• **What is needed**: Transcribe the lines below verbatim, skipping the images.

• **A block of data**:
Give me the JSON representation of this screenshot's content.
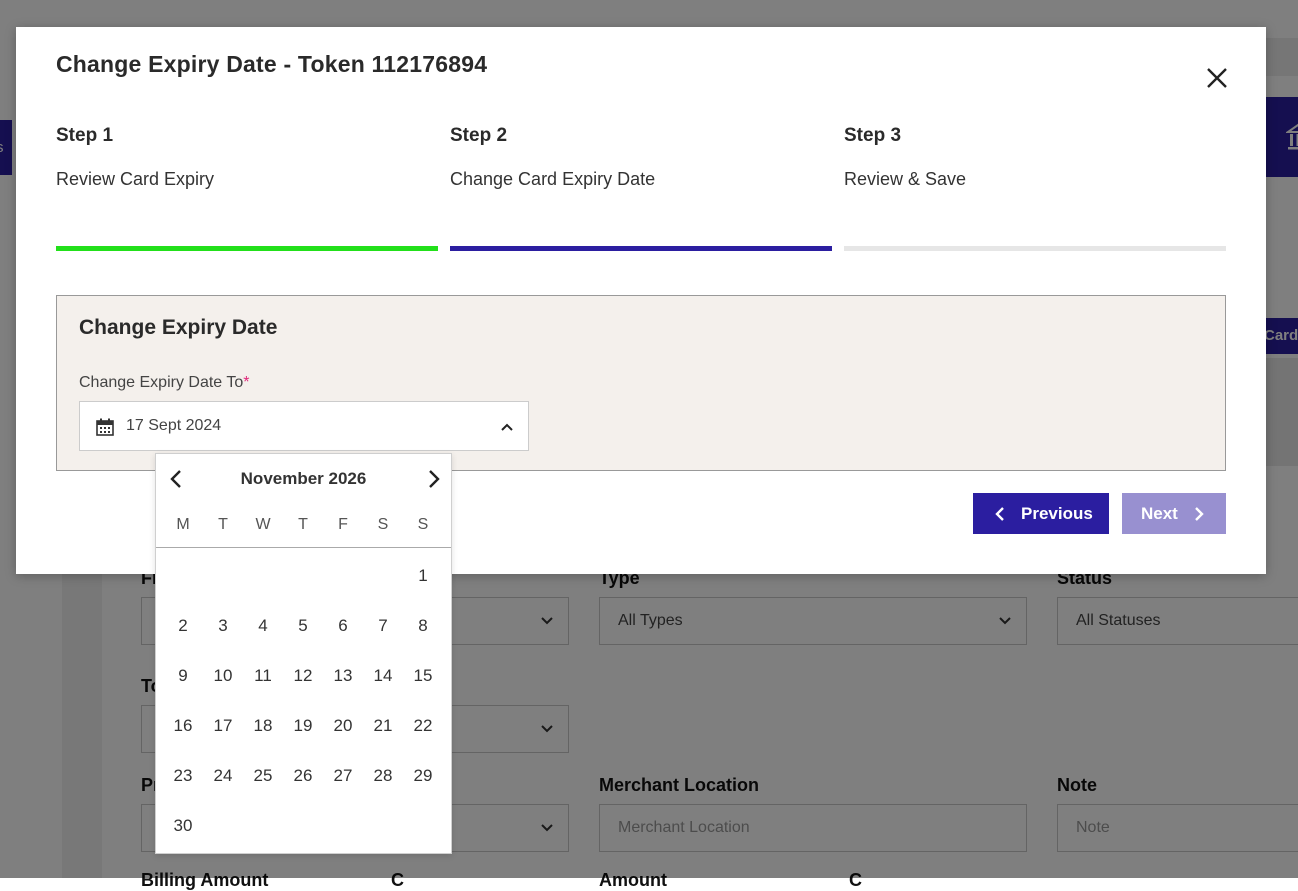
{
  "background": {
    "tab_left_text": "s",
    "card_button": "Card",
    "fields": [
      {
        "label": "Fr",
        "value": "",
        "type": "select"
      },
      {
        "label": "Type",
        "value": "All Types",
        "type": "select"
      },
      {
        "label": "Status",
        "value": "All Statuses",
        "type": "select"
      },
      {
        "label": "To",
        "value": "",
        "type": "select"
      },
      {
        "label": "Pr",
        "value": "",
        "type": "select"
      },
      {
        "label": "Merchant Location",
        "placeholder": "Merchant Location",
        "type": "input"
      },
      {
        "label": "Note",
        "placeholder": "Note",
        "type": "input"
      }
    ],
    "bottom_labels": [
      "Billing Amount",
      "C",
      "Amount",
      "C"
    ]
  },
  "modal": {
    "title": "Change Expiry Date - Token 112176894",
    "steps": [
      {
        "number": "Step 1",
        "label": "Review Card Expiry",
        "state": "complete",
        "color": "#22e01a"
      },
      {
        "number": "Step 2",
        "label": "Change Card Expiry Date",
        "state": "active",
        "color": "#2b1ea0"
      },
      {
        "number": "Step 3",
        "label": "Review & Save",
        "state": "pending",
        "color": "#e6e6e6"
      }
    ],
    "panel": {
      "title": "Change Expiry Date",
      "field_label": "Change Expiry Date To",
      "required_marker": "*",
      "date_value": "17 Sept 2024"
    },
    "buttons": {
      "previous": "Previous",
      "next": "Next"
    }
  },
  "calendar": {
    "month_label": "November 2026",
    "weekdays": [
      "M",
      "T",
      "W",
      "T",
      "F",
      "S",
      "S"
    ],
    "weeks": [
      [
        "",
        "",
        "",
        "",
        "",
        "",
        "1"
      ],
      [
        "2",
        "3",
        "4",
        "5",
        "6",
        "7",
        "8"
      ],
      [
        "9",
        "10",
        "11",
        "12",
        "13",
        "14",
        "15"
      ],
      [
        "16",
        "17",
        "18",
        "19",
        "20",
        "21",
        "22"
      ],
      [
        "23",
        "24",
        "25",
        "26",
        "27",
        "28",
        "29"
      ],
      [
        "30",
        "",
        "",
        "",
        "",
        "",
        ""
      ]
    ]
  },
  "colors": {
    "brand": "#2b1ea0",
    "brand_disabled": "#9890d0",
    "step_complete": "#22e01a",
    "step_pending": "#e6e6e6",
    "panel_bg": "#f4f0ec",
    "required": "#e0287a"
  }
}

• **Written response**:
Give me the JSON representation of this screenshot's content.
{
  "background": {
    "tab_left_text": "s",
    "card_button": "Card",
    "fields": [
      {
        "label": "Fr",
        "value": "",
        "type": "select"
      },
      {
        "label": "Type",
        "value": "All Types",
        "type": "select"
      },
      {
        "label": "Status",
        "value": "All Statuses",
        "type": "select"
      },
      {
        "label": "To",
        "value": "",
        "type": "select"
      },
      {
        "label": "Pr",
        "value": "",
        "type": "select"
      },
      {
        "label": "Merchant Location",
        "placeholder": "Merchant Location",
        "type": "input"
      },
      {
        "label": "Note",
        "placeholder": "Note",
        "type": "input"
      }
    ],
    "bottom_labels": [
      "Billing Amount",
      "C",
      "Amount",
      "C"
    ]
  },
  "modal": {
    "title": "Change Expiry Date - Token 112176894",
    "steps": [
      {
        "number": "Step 1",
        "label": "Review Card Expiry",
        "state": "complete",
        "color": "#22e01a"
      },
      {
        "number": "Step 2",
        "label": "Change Card Expiry Date",
        "state": "active",
        "color": "#2b1ea0"
      },
      {
        "number": "Step 3",
        "label": "Review & Save",
        "state": "pending",
        "color": "#e6e6e6"
      }
    ],
    "panel": {
      "title": "Change Expiry Date",
      "field_label": "Change Expiry Date To",
      "required_marker": "*",
      "date_value": "17 Sept 2024"
    },
    "buttons": {
      "previous": "Previous",
      "next": "Next"
    }
  },
  "calendar": {
    "month_label": "November 2026",
    "weekdays": [
      "M",
      "T",
      "W",
      "T",
      "F",
      "S",
      "S"
    ],
    "weeks": [
      [
        "",
        "",
        "",
        "",
        "",
        "",
        "1"
      ],
      [
        "2",
        "3",
        "4",
        "5",
        "6",
        "7",
        "8"
      ],
      [
        "9",
        "10",
        "11",
        "12",
        "13",
        "14",
        "15"
      ],
      [
        "16",
        "17",
        "18",
        "19",
        "20",
        "21",
        "22"
      ],
      [
        "23",
        "24",
        "25",
        "26",
        "27",
        "28",
        "29"
      ],
      [
        "30",
        "",
        "",
        "",
        "",
        "",
        ""
      ]
    ]
  },
  "colors": {
    "brand": "#2b1ea0",
    "brand_disabled": "#9890d0",
    "step_complete": "#22e01a",
    "step_pending": "#e6e6e6",
    "panel_bg": "#f4f0ec",
    "required": "#e0287a"
  }
}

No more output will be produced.